Scan the data beneath this task and copy each line that includes "Гринько".

(Extracted records)
------------------------
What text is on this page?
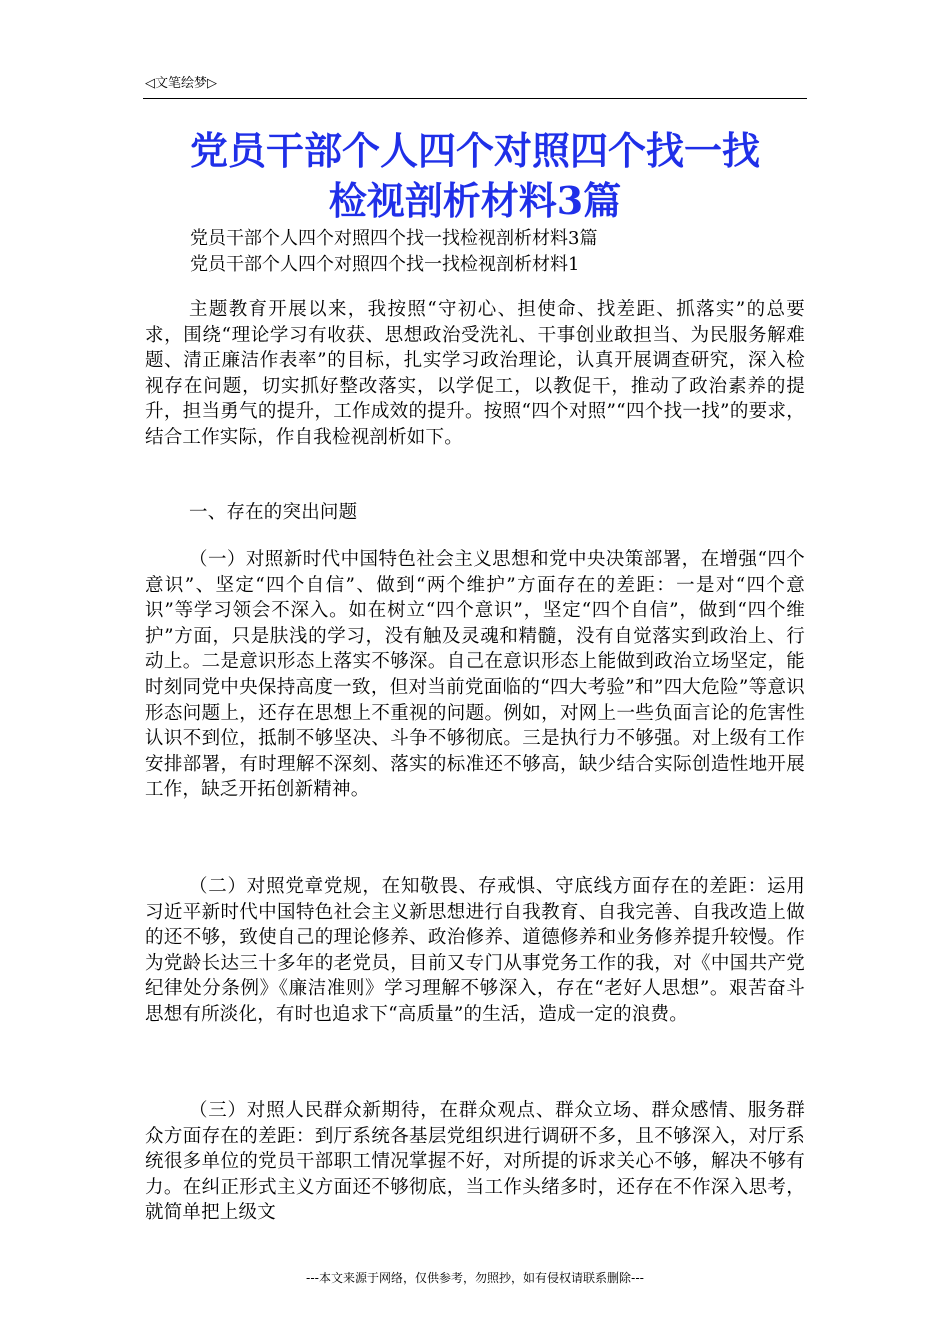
◁文笔绘梦▷
党员干部个人四个对照四个找一找
检视剖析材料3篇

党员干部个人四个对照四个找一找检视剖析材料3篇

党员干部个人四个对照四个找一找检视剖析材料1

主题教育开展以来，我按照“守初心、担使命、找差距、抓落实”的总要求，围绕“理论学习有收获、思想政治受洗礼、干事创业敢担当、为民服务解难题、清正廉洁作表率”的目标，扎实学习政治理论，认真开展调查研究，深入检视存在问题，切实抓好整改落实，以学促工，以教促干，推动了政治素养的提升，担当勇气的提升，工作成效的提升。按照“四个对照”“四个找一找”的要求，结合工作实际，作自我检视剖析如下。

一、存在的突出问题

（一）对照新时代中国特色社会主义思想和党中央决策部署，在增强“四个意识”、坚定“四个自信”、做到“两个维护”方面存在的差距：一是对“四个意识”等学习领会不深入。如在树立“四个意识”，坚定“四个自信”，做到“四个维护”方面，只是肤浅的学习，没有触及灵魂和精髓，没有自觉落实到政治上、行动上。二是意识形态上落实不够深。自己在意识形态上能做到政治立场坚定，能时刻同党中央保持高度一致，但对当前党面临的“四大考验”和”四大危险”等意识形态问题上，还存在思想上不重视的问题。例如，对网上一些负面言论的危害性认识不到位，抵制不够坚决、斗争不够彻底。三是执行力不够强。对上级有工作安排部署，有时理解不深刻、落实的标准还不够高，缺少结合实际创造性地开展工作，缺乏开拓创新精神。

（二）对照党章党规，在知敬畏、存戒惧、守底线方面存在的差距：运用习近平新时代中国特色社会主义新思想进行自我教育、自我完善、自我改造上做的还不够，致使自己的理论修养、政治修养、道德修养和业务修养提升较慢。作为党龄长达三十多年的老党员，目前又专门从事党务工作的我，对《中国共产党纪律处分条例》《廉洁准则》学习理解不够深入，存在“老好人思想”。艰苦奋斗思想有所淡化，有时也追求下“高质量”的生活，造成一定的浪费。

（三）对照人民群众新期待，在群众观点、群众立场、群众感情、服务群众方面存在的差距：到厅系统各基层党组织进行调研不多，且不够深入，对厅系统很多单位的党员干部职工情况掌握不好，对所提的诉求关心不够，解决不够有力。在纠正形式主义方面还不够彻底，当工作头绪多时，还存在不作深入思考，就简单把上级文

---本文来源于网络，仅供参考，勿照抄，如有侵权请联系删除---
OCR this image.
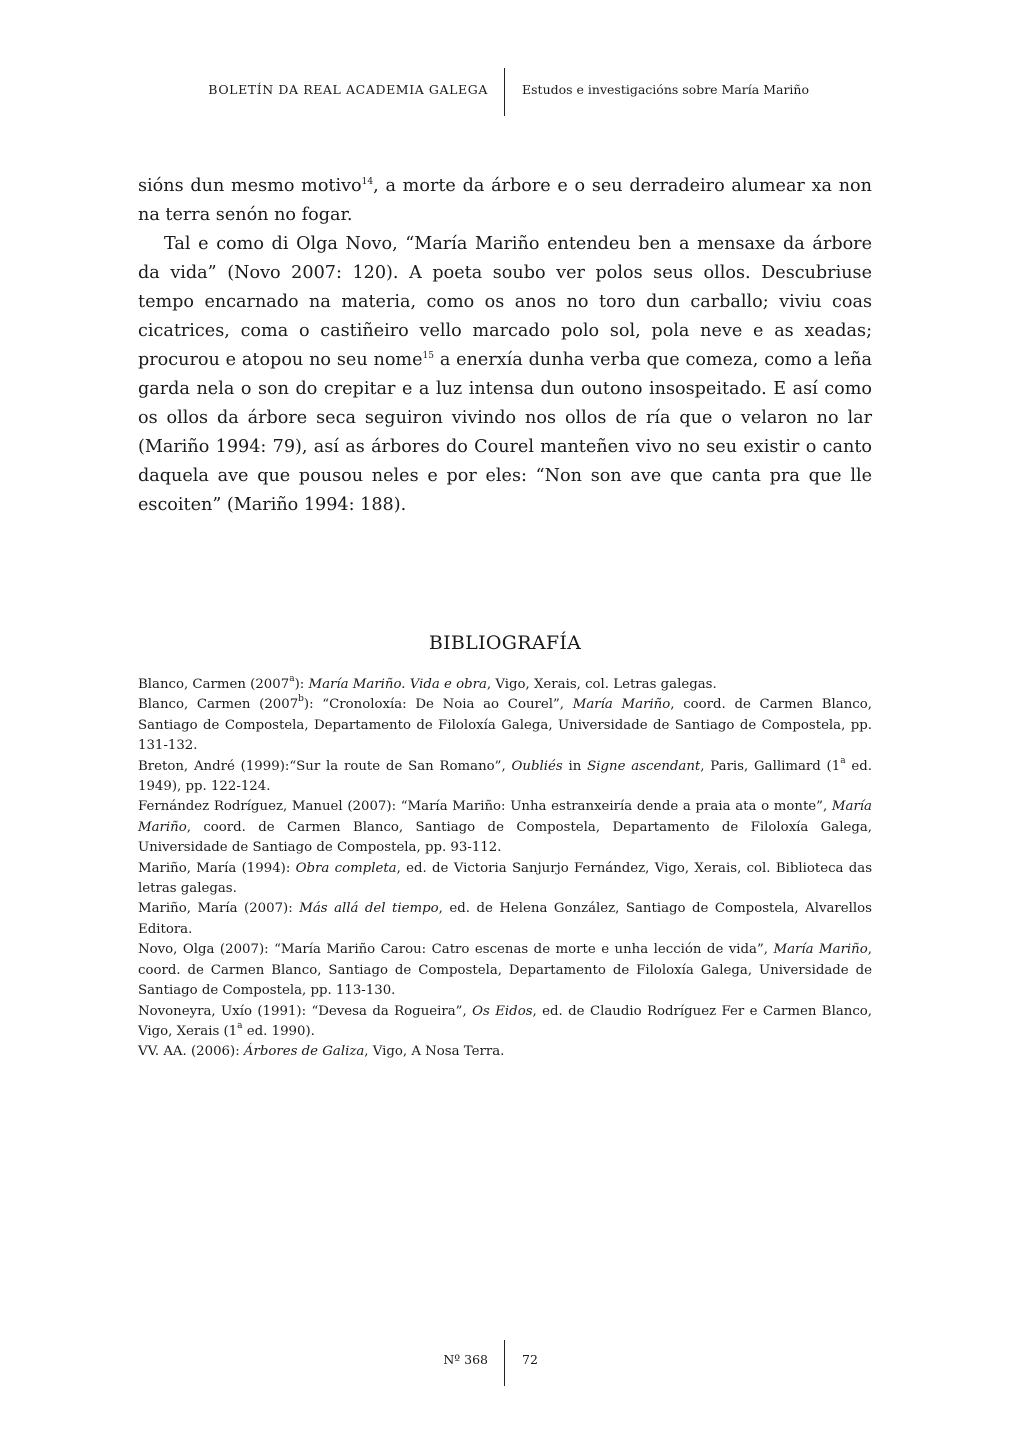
BOLETÍN DA REAL ACADEMIA GALEGA	Estudos e investigacións sobre María Mariño

sións dun mesmo motivo$^{14}$, a morte da árbore e o seu derradeiro alumear xa non na terra senón no fogar.

Tal e como di Olga Novo, “María Mariño entendeu ben a mensaxe da árbore da vida” (Novo 2007: 120). A poeta soubo ver polos seus ollos. Descubriuse tempo encarnado na materia, como os anos no toro dun carballo; viviu coas cicatrices, coma o castiñeiro vello marcado polo sol, pola neve e as xeadas; procurou e atopou no seu nome$^{15}$ a enerxía dunha verba que comeza, como a leña garda nela o son do crepitar e a luz intensa dun outono insospeitado. E así como os ollos da árbore seca seguiron vivindo nos ollos de ría que o velaron no lar (Mariño 1994: 79), así as árbores do Courel manteñen vivo no seu existir o canto daquela ave que pousou neles e por eles: “Non son ave que canta pra que lle escoiten” (Mariño 1994: 188).

BIBLIOGRAFÍA
Blanco, Carmen (2007$^a$): María Mariño. Vida e obra, Vigo, Xerais, col. Letras galegas.
Blanco, Carmen (2007$^b$): “Cronoloxía: De Noia ao Courel”, María Mariño, coord. de Carmen Blanco, Santiago de Compostela, Departamento de Filoloxía Galega, Universidade de Santiago de Compostela, pp. 131-132.
Breton, André (1999):“Sur la route de San Romano”, Oubliés in Signe ascendant, Paris, Gallimard (1$^a$ ed. 1949), pp. 122-124.
Fernández Rodríguez, Manuel (2007): “María Mariño: Unha estranxeiría dende a praia ata o monte”, María Mariño, coord. de Carmen Blanco, Santiago de Compostela, Departamento de Filoloxía Galega, Universidade de Santiago de Compostela, pp. 93-112.
Mariño, María (1994): Obra completa, ed. de Victoria Sanjurjo Fernández, Vigo, Xerais, col. Biblioteca das letras galegas.
Mariño, María (2007): Más allá del tiempo, ed. de Helena González, Santiago de Compostela, Alvarellos Editora.
Novo, Olga (2007): “María Mariño Carou: Catro escenas de morte e unha lección de vida”, María Mariño, coord. de Carmen Blanco, Santiago de Compostela, Departamento de Filoloxía Galega, Universidade de Santiago de Compostela, pp. 113-130.
Novoneyra, Uxío (1991): “Devesa da Rogueira”, Os Eidos, ed. de Claudio Rodríguez Fer e Carmen Blanco, Vigo, Xerais (1$^a$ ed. 1990).
VV. AA. (2006): Árbores de Galiza, Vigo, A Nosa Terra.
Nº 368	72
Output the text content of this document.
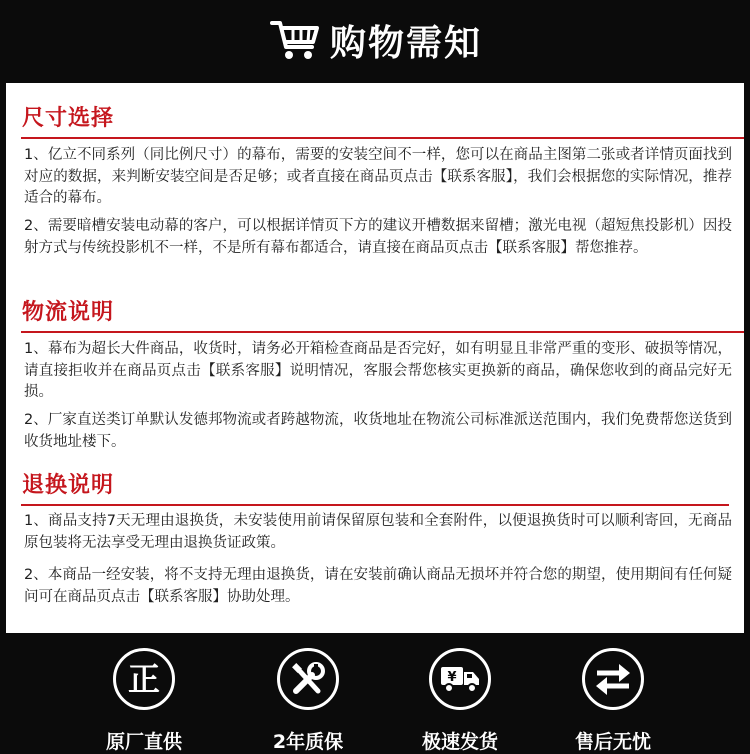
购物需知
尺寸选择
1、亿立不同系列（同比例尺寸）的幕布，需要的安装空间不一样，您可以在商品主图第二张或者详情页面找到对应的数据，来判断安装空间是否足够；或者直接在商品页点击【联系客服】，我们会根据您的实际情况，推荐适合的幕布。
2、需要暗槽安装电动幕的客户，可以根据详情页下方的建议开槽数据来留槽；激光电视（超短焦投影机）因投射方式与传统投影机不一样，不是所有幕布都适合，请直接在商品页点击【联系客服】帮您推荐。
物流说明
1、幕布为超长大件商品，收货时，请务必开箱检查商品是否完好，如有明显且非常严重的变形、破损等情况，请直接拒收并在商品页点击【联系客服】说明情况，客服会帮您核实更换新的商品，确保您收到的商品完好无损。
2、厂家直送类订单默认发德邦物流或者跨越物流，收货地址在物流公司标准派送范围内，我们免费帮您送货到收货地址楼下。
退换说明
1、商品支持7天无理由退换货，未安装使用前请保留原包装和全套附件，以便退换货时可以顺利寄回，无商品原包装将无法享受无理由退换货证政策。
2、本商品一经安装，将不支持无理由退换货，请在安装前确认商品无损坏并符合您的期望，使用期间有任何疑问可在商品页点击【联系客服】协助处理。
正
原厂直供	2年质保
¥
极速发货	售后无忧
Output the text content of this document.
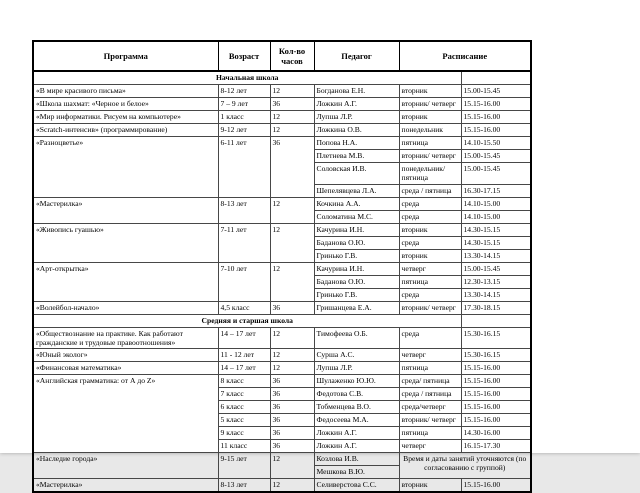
Программа	Возраст	Кол-во часов	Педагог	Расписание	
Начальная школа					
«В мире красивого письма»	8-12 лет	12	Богданова Е.Н.	вторник	15.00-15.45
«Школа шахмат: «Черное и белое»	7 – 9 лет	36	Ложкин А.Г.	вторник/ четверг	15.15-16.00
«Мир информатики. Рисуем на компьютере»	1 класс	12	Лупша Л.Р.	вторник	15.15-16.00
«Scratch-интенсив» (программирование)	9-12 лет	12	Ложкина О.В.	понедельник	15.15-16.00
«Разноцветье»	6-11 лет	36	Попова Н.А.	пятница	14.10-15.50
			Плетнева М.В.	вторник/ четверг	15.00-15.45
			Соловская И.В.	понедельник/ пятница	15.00-15.45
			Шепелявцева Л.А.	среда / пятница	16.30-17.15
«Мастерилка»	8-13 лет	12	Кочкина А.А.	среда	14.10-15.00
			Соломатина М.С.	среда	14.10-15.00
«Живопись гуашью»	7-11 лет	12	Качурина И.Н.	вторник	14.30-15.15
			Баданова О.Ю.	среда	14.30-15.15
			Гринько Г.В.	вторник	13.30-14.15
«Арт-открытка»	7-10 лет	12	Качурина И.Н.	четверг	15.00-15.45
			Баданова О.Ю.	пятница	12.30-13.15
			Гринько Г.В.	среда	13.30-14.15
«Волейбол-начало»	4,5 класс	36	Гришанцева Е.А.	вторник/ четверг	17.30-18.15
Средняя и старшая школа					
«Обществознание на практике. Как работают гражданские и трудовые правоотношения»	14 – 17 лет	12	Тимофеева О.Б.	среда	15.30-16.15
«Юный эколог»	11 - 12 лет	12	Сурша А.С.	четверг	15.30-16.15
«Финансовая математика»	14 – 17 лет	12	Лупша Л.Р.	пятница	15.15-16.00
«Английская грамматика: от А до Z»	8 класс	36	Шулаженко Ю.Ю.	среда/ пятница	15.15-16.00
	7 класс	36	Федотова С.В.	среда / пятница	15.15-16.00
	6 класс	36	Тобменцева В.О.	среда/четверг	15.15-16.00
	5 класс	36	Федосеева М.А.	вторник/ четверг	15.15-16.00
	9 класс	36	Ложкин А.Г.	пятница	14.30-16.00
	11 класс	36	Ложкин А.Г.	четверг	16.15-17.30
«Наследие города»	9-15 лет	12	Козлова И.В.	Время и даты занятий уточняются (по согласованию с группой)	
			Мешкова В.Ю.		
«Мастерилка»	8-13 лет	12	Селиверстова С.С.	вторник	15.15-16.00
------------------------
■ **The completed task**
			Гринько Г.В.	вторник	13.30-14.15
			Гринько Г.В.	среда	13.30-14.15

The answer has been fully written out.